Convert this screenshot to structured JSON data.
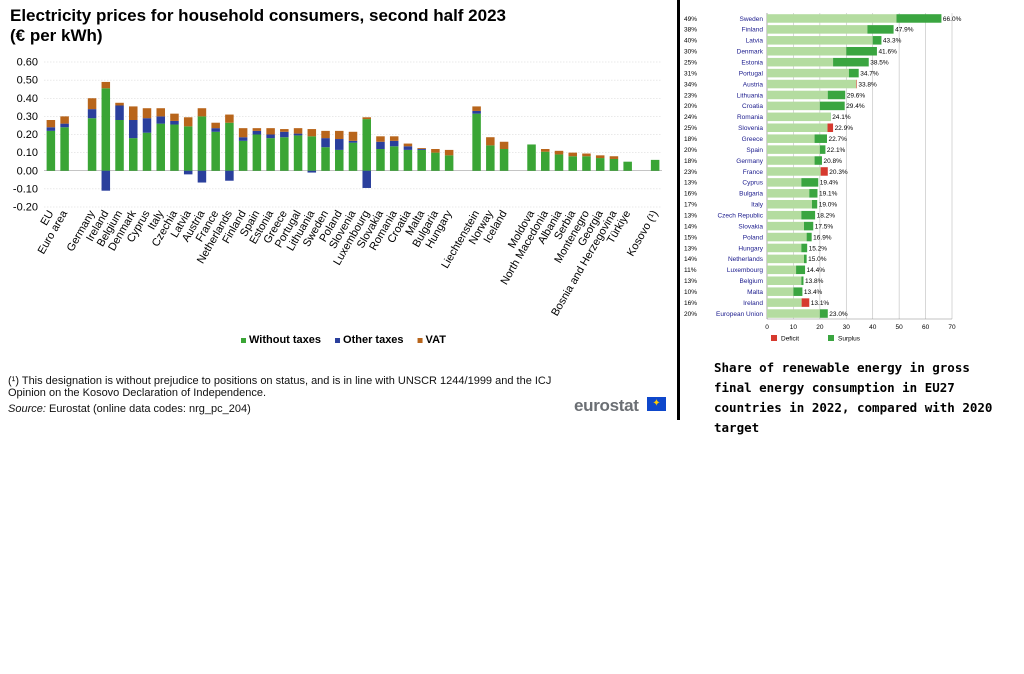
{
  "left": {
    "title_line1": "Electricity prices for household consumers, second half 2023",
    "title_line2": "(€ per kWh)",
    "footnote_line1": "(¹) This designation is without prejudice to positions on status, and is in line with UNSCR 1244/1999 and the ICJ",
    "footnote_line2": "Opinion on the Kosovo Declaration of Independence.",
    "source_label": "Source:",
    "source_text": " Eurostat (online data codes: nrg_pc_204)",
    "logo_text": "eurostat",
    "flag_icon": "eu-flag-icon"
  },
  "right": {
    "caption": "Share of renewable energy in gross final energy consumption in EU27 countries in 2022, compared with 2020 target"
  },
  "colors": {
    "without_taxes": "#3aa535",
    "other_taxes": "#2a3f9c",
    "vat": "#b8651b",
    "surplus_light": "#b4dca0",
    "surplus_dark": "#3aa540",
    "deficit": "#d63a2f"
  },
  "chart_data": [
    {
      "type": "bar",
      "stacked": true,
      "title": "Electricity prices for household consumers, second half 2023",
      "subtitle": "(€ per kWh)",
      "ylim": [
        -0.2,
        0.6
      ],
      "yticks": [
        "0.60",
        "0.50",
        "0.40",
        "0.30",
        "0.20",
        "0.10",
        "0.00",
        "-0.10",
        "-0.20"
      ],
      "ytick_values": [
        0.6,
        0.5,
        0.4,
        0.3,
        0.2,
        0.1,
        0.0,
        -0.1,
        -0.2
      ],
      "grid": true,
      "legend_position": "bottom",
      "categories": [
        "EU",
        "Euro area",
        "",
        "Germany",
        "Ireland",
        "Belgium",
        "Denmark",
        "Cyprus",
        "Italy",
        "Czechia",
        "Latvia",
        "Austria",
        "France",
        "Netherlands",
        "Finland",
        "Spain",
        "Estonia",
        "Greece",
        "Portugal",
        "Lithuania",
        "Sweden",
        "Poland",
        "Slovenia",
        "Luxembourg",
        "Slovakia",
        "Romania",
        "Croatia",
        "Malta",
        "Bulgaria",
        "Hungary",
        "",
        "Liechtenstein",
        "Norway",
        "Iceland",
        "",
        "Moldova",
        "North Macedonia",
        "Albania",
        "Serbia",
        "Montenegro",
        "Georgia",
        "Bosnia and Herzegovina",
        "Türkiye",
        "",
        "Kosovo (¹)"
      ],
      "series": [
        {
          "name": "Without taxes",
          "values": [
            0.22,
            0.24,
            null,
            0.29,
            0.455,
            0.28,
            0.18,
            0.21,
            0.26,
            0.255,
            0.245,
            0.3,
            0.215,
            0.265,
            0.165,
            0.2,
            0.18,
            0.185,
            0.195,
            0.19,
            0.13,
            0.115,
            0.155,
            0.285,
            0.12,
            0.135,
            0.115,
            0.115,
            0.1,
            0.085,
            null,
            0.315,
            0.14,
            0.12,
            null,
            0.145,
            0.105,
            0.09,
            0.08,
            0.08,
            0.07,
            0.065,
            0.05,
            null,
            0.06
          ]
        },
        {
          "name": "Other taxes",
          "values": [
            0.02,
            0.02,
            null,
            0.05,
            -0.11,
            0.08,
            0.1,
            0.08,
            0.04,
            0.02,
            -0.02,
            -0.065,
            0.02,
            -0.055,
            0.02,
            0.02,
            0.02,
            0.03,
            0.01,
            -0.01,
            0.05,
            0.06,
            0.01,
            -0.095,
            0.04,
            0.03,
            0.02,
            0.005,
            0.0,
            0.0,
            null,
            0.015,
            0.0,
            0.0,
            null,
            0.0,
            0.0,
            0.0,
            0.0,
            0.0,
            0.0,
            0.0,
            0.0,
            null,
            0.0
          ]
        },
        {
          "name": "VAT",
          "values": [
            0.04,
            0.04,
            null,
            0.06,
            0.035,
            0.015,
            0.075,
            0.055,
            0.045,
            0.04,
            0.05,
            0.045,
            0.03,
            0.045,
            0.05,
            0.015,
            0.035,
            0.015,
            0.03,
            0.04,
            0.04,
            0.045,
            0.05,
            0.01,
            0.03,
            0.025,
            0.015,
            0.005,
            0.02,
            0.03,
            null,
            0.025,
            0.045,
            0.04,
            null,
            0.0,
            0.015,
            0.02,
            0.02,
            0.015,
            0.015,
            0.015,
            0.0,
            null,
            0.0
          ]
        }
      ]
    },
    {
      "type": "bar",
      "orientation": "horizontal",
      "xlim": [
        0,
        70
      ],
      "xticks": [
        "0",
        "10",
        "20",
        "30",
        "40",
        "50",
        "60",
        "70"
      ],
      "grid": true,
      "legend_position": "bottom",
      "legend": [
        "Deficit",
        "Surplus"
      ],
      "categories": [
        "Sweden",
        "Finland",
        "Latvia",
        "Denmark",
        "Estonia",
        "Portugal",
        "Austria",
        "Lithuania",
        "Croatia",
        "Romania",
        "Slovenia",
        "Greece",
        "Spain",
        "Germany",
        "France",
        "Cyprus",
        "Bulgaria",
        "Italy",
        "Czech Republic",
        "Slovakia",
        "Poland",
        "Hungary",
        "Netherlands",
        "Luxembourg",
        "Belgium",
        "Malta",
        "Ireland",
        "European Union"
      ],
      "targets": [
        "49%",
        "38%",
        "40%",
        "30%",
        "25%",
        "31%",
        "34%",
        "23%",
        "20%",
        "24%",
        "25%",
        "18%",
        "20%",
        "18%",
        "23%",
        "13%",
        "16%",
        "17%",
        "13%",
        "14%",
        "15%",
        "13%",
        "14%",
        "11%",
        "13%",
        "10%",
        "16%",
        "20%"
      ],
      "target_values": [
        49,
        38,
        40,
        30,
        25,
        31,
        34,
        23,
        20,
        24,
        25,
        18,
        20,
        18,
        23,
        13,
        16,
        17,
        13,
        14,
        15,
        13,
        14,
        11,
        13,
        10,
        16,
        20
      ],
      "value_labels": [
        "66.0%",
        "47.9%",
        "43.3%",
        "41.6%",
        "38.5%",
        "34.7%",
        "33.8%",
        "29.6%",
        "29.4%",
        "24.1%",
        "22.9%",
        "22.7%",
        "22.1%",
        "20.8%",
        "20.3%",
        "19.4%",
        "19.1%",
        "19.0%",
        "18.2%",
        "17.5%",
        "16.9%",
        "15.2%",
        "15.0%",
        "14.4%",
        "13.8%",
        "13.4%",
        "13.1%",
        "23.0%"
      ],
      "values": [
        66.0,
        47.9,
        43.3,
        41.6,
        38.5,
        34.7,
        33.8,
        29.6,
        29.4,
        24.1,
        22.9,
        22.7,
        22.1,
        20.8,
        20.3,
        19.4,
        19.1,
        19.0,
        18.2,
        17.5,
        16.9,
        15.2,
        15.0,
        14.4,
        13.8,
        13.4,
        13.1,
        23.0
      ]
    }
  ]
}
☆ ☆ ☆ ☆ ☆
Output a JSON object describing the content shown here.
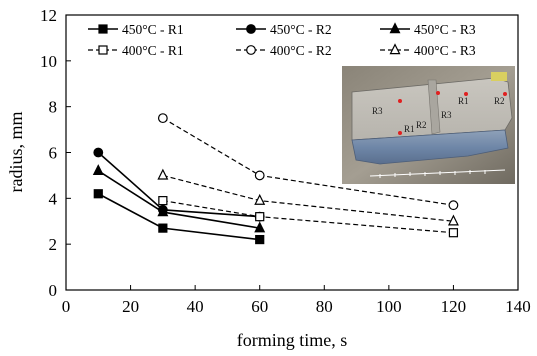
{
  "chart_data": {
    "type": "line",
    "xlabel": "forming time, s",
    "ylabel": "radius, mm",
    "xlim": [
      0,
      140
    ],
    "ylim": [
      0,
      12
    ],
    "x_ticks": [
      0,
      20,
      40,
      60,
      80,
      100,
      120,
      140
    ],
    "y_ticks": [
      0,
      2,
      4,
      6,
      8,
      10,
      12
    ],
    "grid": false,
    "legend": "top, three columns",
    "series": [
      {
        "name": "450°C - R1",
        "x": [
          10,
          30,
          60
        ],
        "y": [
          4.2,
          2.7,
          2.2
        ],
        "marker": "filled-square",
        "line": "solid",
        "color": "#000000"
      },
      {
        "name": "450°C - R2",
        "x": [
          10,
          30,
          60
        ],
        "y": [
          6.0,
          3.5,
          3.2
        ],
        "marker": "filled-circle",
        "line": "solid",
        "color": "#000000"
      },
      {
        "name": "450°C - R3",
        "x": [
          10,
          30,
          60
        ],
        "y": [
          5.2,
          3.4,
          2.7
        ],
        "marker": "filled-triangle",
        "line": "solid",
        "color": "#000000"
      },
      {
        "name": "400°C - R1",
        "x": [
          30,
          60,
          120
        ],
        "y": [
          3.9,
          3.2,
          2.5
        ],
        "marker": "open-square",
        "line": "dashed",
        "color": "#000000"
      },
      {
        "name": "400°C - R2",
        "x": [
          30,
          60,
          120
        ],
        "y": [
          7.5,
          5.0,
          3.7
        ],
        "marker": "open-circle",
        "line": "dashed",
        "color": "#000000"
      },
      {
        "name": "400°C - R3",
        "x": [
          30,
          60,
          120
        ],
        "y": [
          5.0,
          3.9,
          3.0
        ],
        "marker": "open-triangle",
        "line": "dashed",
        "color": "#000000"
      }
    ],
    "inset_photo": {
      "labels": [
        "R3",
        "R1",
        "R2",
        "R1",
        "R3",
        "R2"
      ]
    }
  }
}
☆ ☆ ☆ ☆ ☆
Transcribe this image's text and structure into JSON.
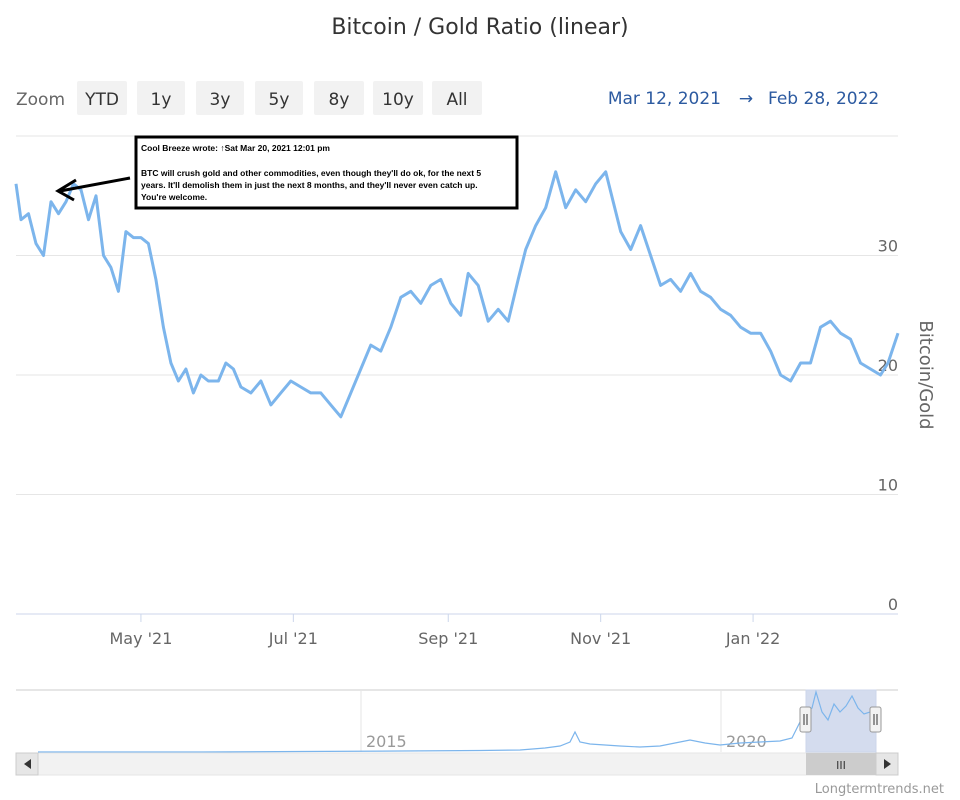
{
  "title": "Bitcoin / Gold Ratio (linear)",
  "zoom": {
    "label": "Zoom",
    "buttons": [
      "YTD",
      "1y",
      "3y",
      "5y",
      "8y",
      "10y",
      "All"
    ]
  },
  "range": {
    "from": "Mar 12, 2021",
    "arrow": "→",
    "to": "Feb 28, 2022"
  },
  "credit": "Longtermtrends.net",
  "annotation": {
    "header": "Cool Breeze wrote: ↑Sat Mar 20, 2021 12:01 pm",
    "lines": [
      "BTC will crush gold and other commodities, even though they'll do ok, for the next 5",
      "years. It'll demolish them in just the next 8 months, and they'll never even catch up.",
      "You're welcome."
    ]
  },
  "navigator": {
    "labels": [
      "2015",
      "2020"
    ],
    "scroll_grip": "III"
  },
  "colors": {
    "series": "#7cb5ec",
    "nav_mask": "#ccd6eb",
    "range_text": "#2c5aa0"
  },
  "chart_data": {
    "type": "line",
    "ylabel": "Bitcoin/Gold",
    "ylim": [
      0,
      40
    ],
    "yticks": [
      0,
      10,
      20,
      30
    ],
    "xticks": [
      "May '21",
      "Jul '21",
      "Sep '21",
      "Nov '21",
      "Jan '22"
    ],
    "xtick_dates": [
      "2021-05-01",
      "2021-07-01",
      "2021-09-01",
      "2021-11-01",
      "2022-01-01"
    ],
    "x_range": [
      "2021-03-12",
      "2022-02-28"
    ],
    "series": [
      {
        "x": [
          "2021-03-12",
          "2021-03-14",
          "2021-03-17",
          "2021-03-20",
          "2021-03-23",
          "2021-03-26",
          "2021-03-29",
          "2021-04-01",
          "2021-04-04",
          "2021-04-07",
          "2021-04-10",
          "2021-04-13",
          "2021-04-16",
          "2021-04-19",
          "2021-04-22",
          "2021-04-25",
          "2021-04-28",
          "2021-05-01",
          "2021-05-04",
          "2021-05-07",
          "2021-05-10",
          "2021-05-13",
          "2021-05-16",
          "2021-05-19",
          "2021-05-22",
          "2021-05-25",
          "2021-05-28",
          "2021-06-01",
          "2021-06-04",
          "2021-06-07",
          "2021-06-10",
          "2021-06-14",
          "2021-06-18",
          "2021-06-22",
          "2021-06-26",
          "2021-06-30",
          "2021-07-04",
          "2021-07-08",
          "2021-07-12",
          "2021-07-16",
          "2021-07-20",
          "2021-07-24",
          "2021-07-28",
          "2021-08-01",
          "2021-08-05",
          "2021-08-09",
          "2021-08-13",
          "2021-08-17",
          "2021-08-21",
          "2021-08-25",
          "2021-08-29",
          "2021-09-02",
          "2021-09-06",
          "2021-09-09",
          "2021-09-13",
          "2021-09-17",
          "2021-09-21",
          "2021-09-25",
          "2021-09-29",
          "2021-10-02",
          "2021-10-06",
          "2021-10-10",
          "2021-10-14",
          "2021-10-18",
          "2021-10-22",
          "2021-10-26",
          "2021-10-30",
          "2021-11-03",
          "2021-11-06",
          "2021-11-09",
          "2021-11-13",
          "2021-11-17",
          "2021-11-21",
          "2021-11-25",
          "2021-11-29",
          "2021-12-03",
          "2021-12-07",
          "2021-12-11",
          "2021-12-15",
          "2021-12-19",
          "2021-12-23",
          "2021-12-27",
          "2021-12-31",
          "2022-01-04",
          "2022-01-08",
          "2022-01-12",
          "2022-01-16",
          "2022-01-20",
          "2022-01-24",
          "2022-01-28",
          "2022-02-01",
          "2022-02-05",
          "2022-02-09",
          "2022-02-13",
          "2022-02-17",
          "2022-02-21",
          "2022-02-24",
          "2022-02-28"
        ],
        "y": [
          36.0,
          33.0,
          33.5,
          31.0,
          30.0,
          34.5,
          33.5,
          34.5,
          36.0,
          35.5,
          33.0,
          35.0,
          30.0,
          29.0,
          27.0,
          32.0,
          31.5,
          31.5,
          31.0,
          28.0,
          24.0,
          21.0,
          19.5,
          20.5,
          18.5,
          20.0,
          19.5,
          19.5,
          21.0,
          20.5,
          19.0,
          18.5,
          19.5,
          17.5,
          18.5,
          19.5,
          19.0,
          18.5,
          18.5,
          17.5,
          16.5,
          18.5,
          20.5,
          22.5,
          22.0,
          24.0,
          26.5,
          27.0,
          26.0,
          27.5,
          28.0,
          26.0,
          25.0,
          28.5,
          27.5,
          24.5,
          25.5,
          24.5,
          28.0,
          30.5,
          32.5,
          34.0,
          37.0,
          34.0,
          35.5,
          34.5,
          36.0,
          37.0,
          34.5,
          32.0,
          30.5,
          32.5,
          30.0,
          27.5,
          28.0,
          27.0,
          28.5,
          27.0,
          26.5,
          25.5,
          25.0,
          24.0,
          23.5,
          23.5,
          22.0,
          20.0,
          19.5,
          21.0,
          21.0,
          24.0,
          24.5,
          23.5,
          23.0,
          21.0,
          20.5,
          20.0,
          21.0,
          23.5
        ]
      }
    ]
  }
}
☆ ☆ ☆ ☆ ☆
Pick out the lines that contain "Bitcoin" and copy them.

  "title": "Bitcoin / Gold Ratio (linear)",
    "ylabel": "Bitcoin/Gold",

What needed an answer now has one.